Data records →
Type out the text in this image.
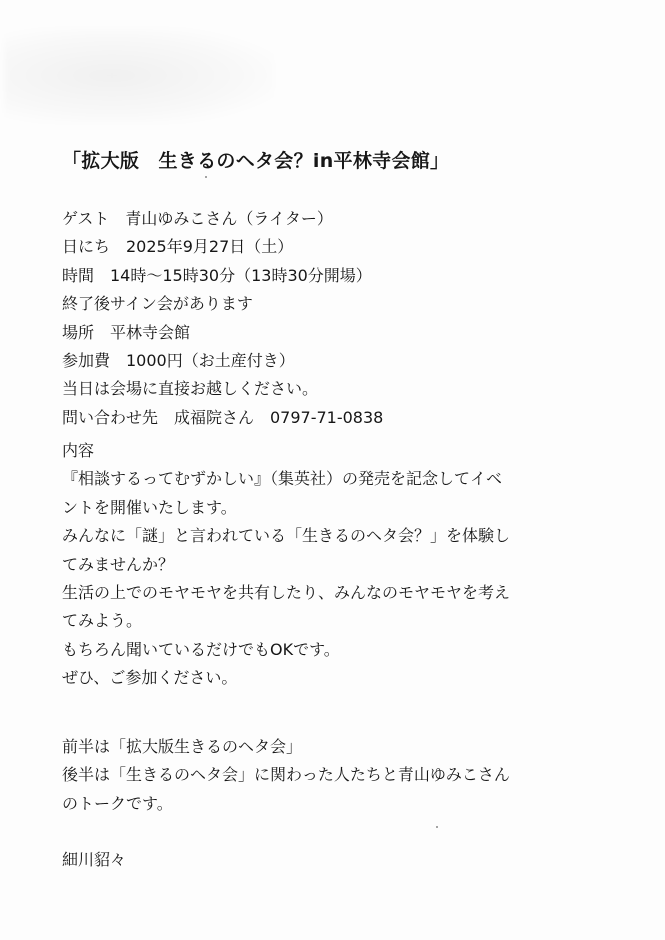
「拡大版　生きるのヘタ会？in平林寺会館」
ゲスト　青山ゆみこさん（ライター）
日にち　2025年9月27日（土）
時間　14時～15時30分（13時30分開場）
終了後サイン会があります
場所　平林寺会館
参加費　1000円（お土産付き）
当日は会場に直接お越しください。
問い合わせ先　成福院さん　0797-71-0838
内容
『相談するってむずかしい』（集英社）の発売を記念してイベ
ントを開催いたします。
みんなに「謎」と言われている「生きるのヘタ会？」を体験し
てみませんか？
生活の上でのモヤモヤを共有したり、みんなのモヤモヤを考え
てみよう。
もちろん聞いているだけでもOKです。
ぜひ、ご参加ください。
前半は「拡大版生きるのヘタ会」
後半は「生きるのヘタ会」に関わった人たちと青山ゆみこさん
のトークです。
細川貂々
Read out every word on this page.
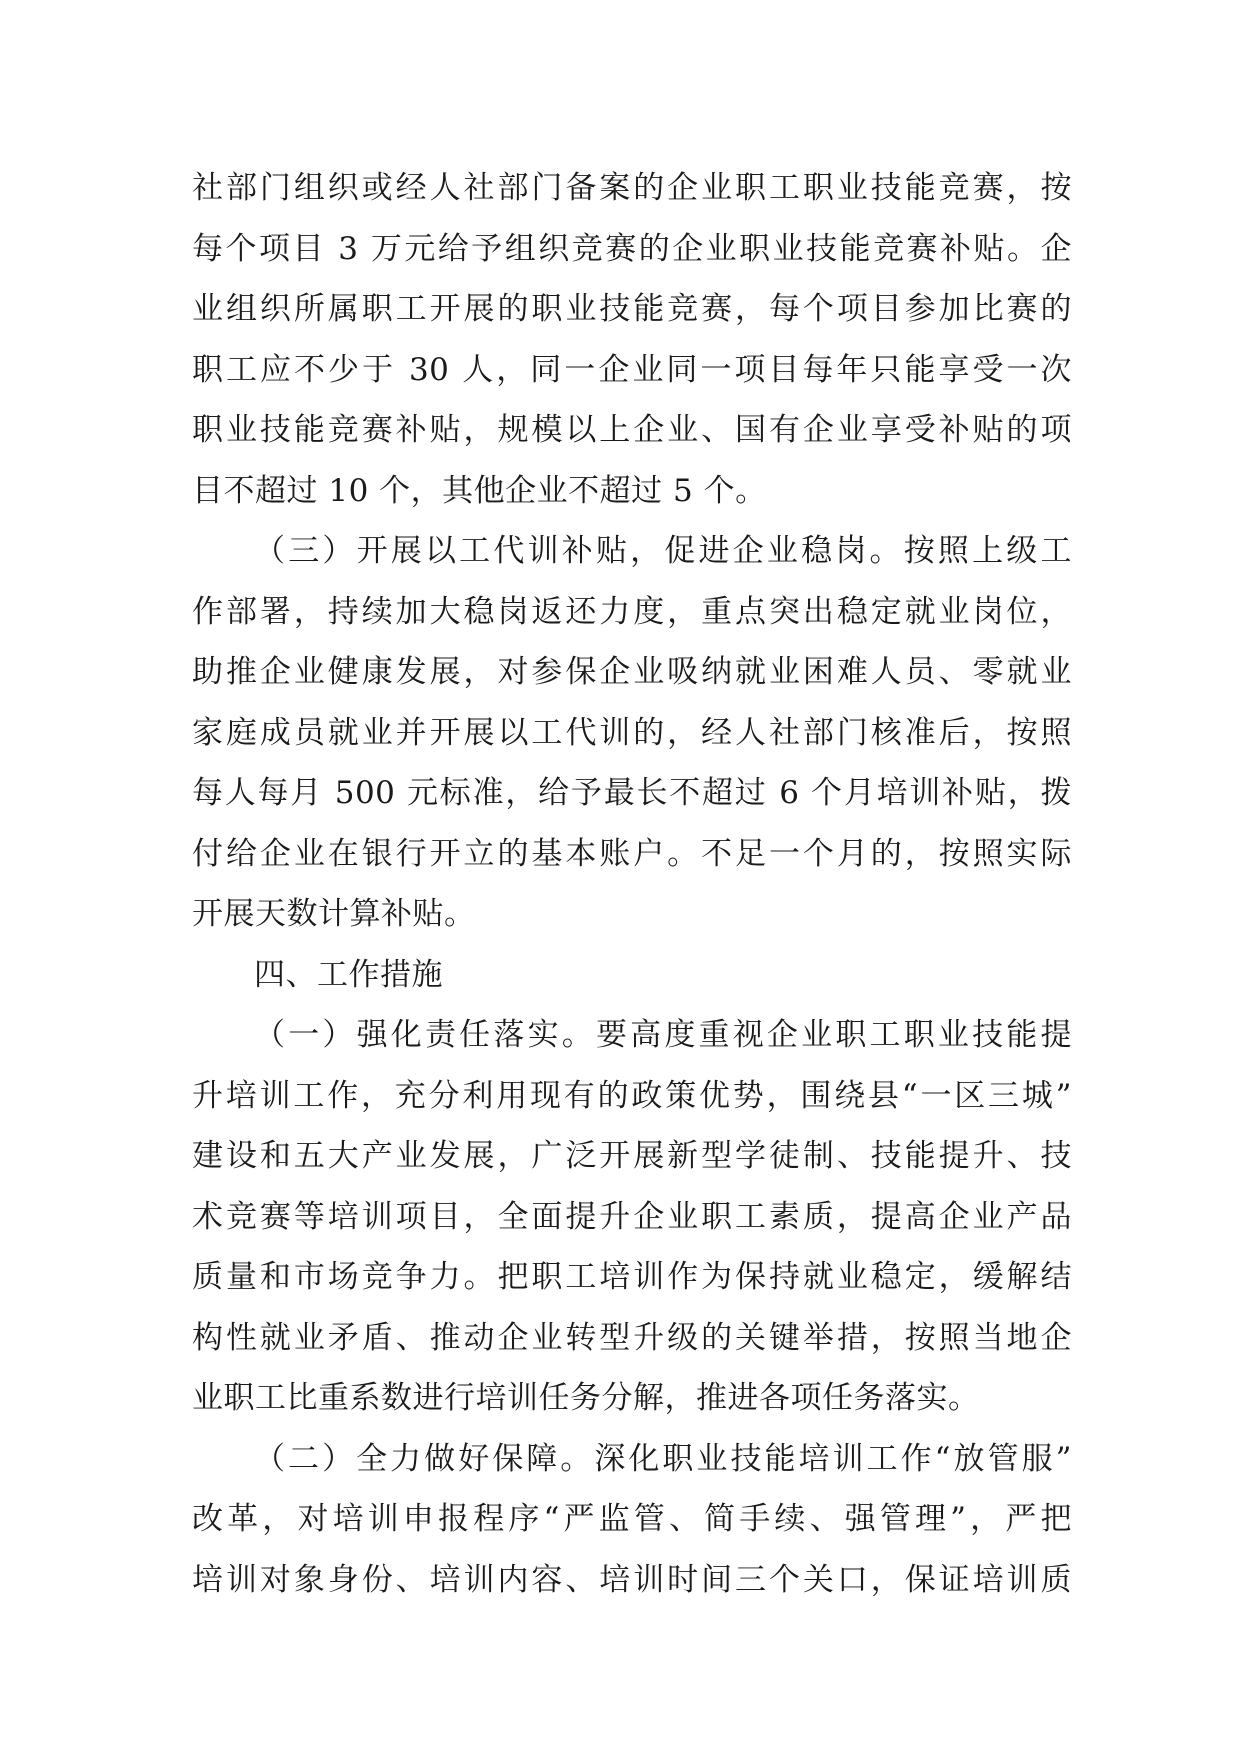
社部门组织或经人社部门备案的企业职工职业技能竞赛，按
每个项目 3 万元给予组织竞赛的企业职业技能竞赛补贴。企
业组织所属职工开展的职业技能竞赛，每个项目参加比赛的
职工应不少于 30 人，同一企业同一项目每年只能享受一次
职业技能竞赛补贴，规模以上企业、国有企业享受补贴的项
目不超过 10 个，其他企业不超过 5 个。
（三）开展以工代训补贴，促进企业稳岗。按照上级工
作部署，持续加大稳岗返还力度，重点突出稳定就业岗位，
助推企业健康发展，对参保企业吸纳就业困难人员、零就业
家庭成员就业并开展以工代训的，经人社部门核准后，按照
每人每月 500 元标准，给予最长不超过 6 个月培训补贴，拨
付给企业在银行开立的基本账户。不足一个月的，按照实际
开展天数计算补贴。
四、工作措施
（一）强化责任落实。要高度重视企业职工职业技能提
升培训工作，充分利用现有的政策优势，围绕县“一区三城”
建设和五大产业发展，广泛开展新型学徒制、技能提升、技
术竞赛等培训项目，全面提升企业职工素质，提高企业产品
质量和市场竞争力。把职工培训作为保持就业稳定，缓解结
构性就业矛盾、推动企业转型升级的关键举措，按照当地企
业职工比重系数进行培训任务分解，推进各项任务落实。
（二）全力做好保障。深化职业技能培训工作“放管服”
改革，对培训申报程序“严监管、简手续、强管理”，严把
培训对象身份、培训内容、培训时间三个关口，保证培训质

Stated exercise → Copy each line that contains the word "this".

Finished answer →
Type out the text in this image.
Read out every word on this page.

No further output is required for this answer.